- [WORK TO COMPLETE] Check each line below for "Achievement" and report how many have it, nothing else.
** Start **
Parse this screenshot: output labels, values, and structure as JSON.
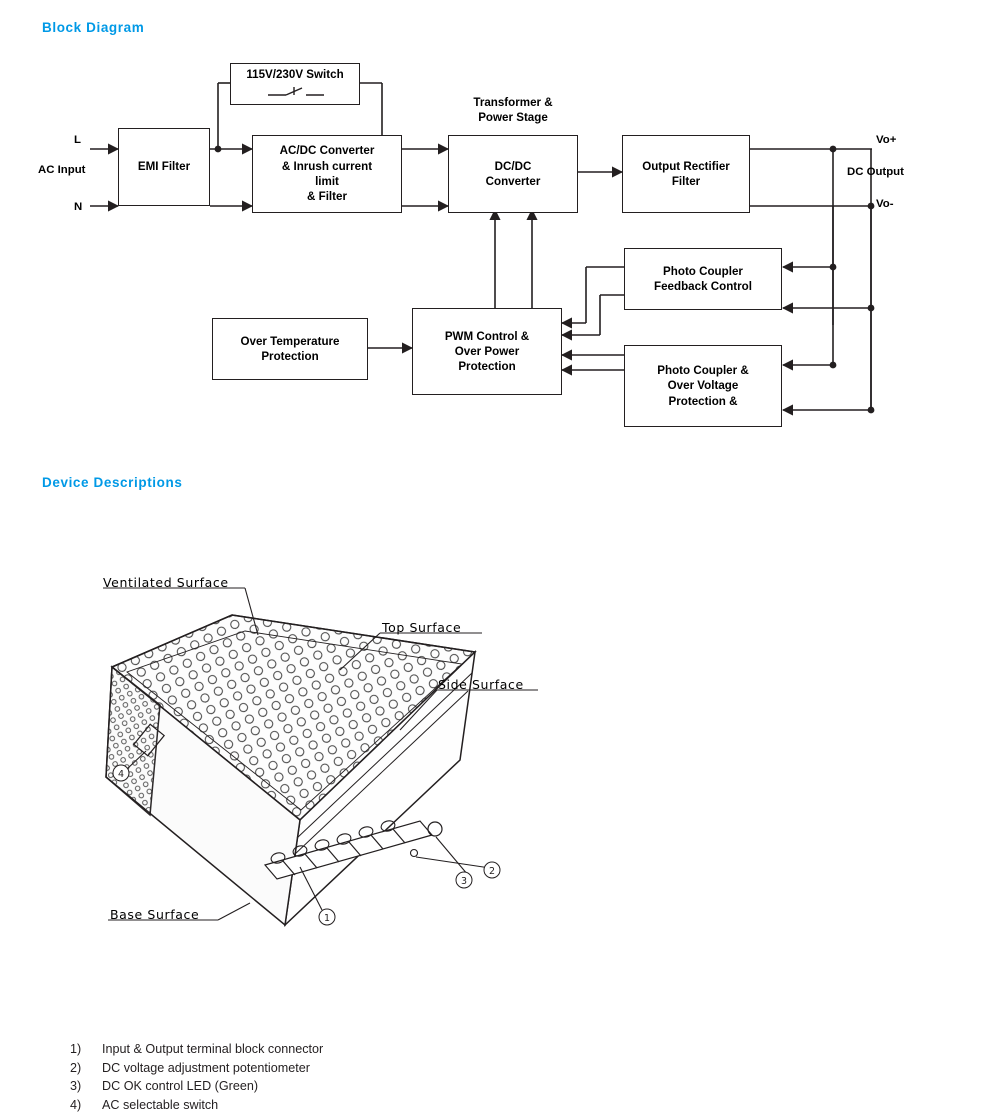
{
  "sections": {
    "block_diagram_title": "Block Diagram",
    "device_descriptions_title": "Device Descriptions"
  },
  "block_diagram": {
    "blocks": [
      {
        "id": "emi-filter",
        "label": "EMI Filter"
      },
      {
        "id": "acdc-converter",
        "label": "AC/DC Converter\n& Inrush current\nlimit\n& Filter"
      },
      {
        "id": "dcdc-converter",
        "label": "DC/DC\nConverter"
      },
      {
        "id": "output-rectifier-filter",
        "label": "Output Rectifier\nFilter"
      },
      {
        "id": "photo-coupler-feedback",
        "label": "Photo Coupler\nFeedback Control"
      },
      {
        "id": "photo-coupler-ovp",
        "label": "Photo Coupler &\nOver Voltage\nProtection &"
      },
      {
        "id": "pwm-control",
        "label": "PWM Control &\nOver Power\nProtection"
      },
      {
        "id": "over-temperature-protection",
        "label": "Over Temperature\nProtection"
      },
      {
        "id": "voltage-switch",
        "label": "115V/230V Switch"
      }
    ],
    "labels": {
      "transformer_power_stage": "Transformer &\nPower Stage",
      "line": "L",
      "neutral": "N",
      "ac_input": "AC Input",
      "vo_plus": "Vo+",
      "vo_minus": "Vo-",
      "dc_output": "DC Output"
    }
  },
  "device_description": {
    "labels": {
      "ventilated_surface": "Ventilated  Surface",
      "top_surface": "Top  Surface",
      "side_surface": "Side  Surface",
      "base_surface": "Base  Surface"
    },
    "callouts": [
      "①",
      "②",
      "③",
      "④"
    ],
    "legend": [
      {
        "num": "1)",
        "text": "Input & Output terminal block connector"
      },
      {
        "num": "2)",
        "text": "DC voltage adjustment potentiometer"
      },
      {
        "num": "3)",
        "text": "DC OK control LED (Green)"
      },
      {
        "num": "4)",
        "text": "AC selectable switch"
      }
    ]
  },
  "colors": {
    "accent": "#0099e6",
    "line": "#231f20"
  }
}
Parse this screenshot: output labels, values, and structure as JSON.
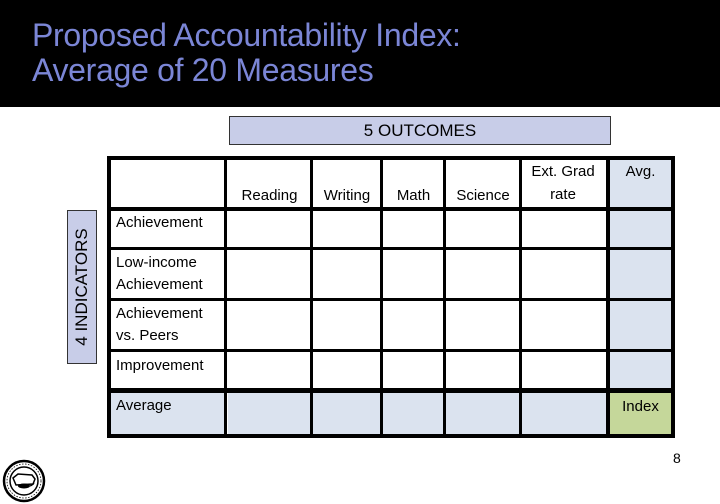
{
  "title": {
    "line1": "Proposed Accountability Index:",
    "line2": "Average of 20 Measures",
    "color": "#7b86d6"
  },
  "outcomes_label": "5 OUTCOMES",
  "indicators_label": "4 INDICATORS",
  "table": {
    "columns": [
      "Reading",
      "Writing",
      "Math",
      "Science",
      "Ext. Grad rate",
      "Avg."
    ],
    "rows": [
      {
        "label": "Achievement",
        "cells": [
          "",
          "",
          "",
          "",
          "",
          ""
        ]
      },
      {
        "label": "Low-income Achievement",
        "cells": [
          "",
          "",
          "",
          "",
          "",
          ""
        ]
      },
      {
        "label": "Achievement vs. Peers",
        "cells": [
          "",
          "",
          "",
          "",
          "",
          ""
        ]
      },
      {
        "label": "Improvement",
        "cells": [
          "",
          "",
          "",
          "",
          "",
          ""
        ]
      },
      {
        "label": "Average",
        "cells": [
          "",
          "",
          "",
          "",
          "",
          "Index"
        ]
      }
    ],
    "colors": {
      "average_fill": "#dbe3ef",
      "index_fill": "#c5d79a",
      "header_box_fill": "#c8cde8"
    }
  },
  "page_number": "8",
  "logo_icon": "state-seal-icon"
}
** End **
- [EXERCISE OUTPUT] 3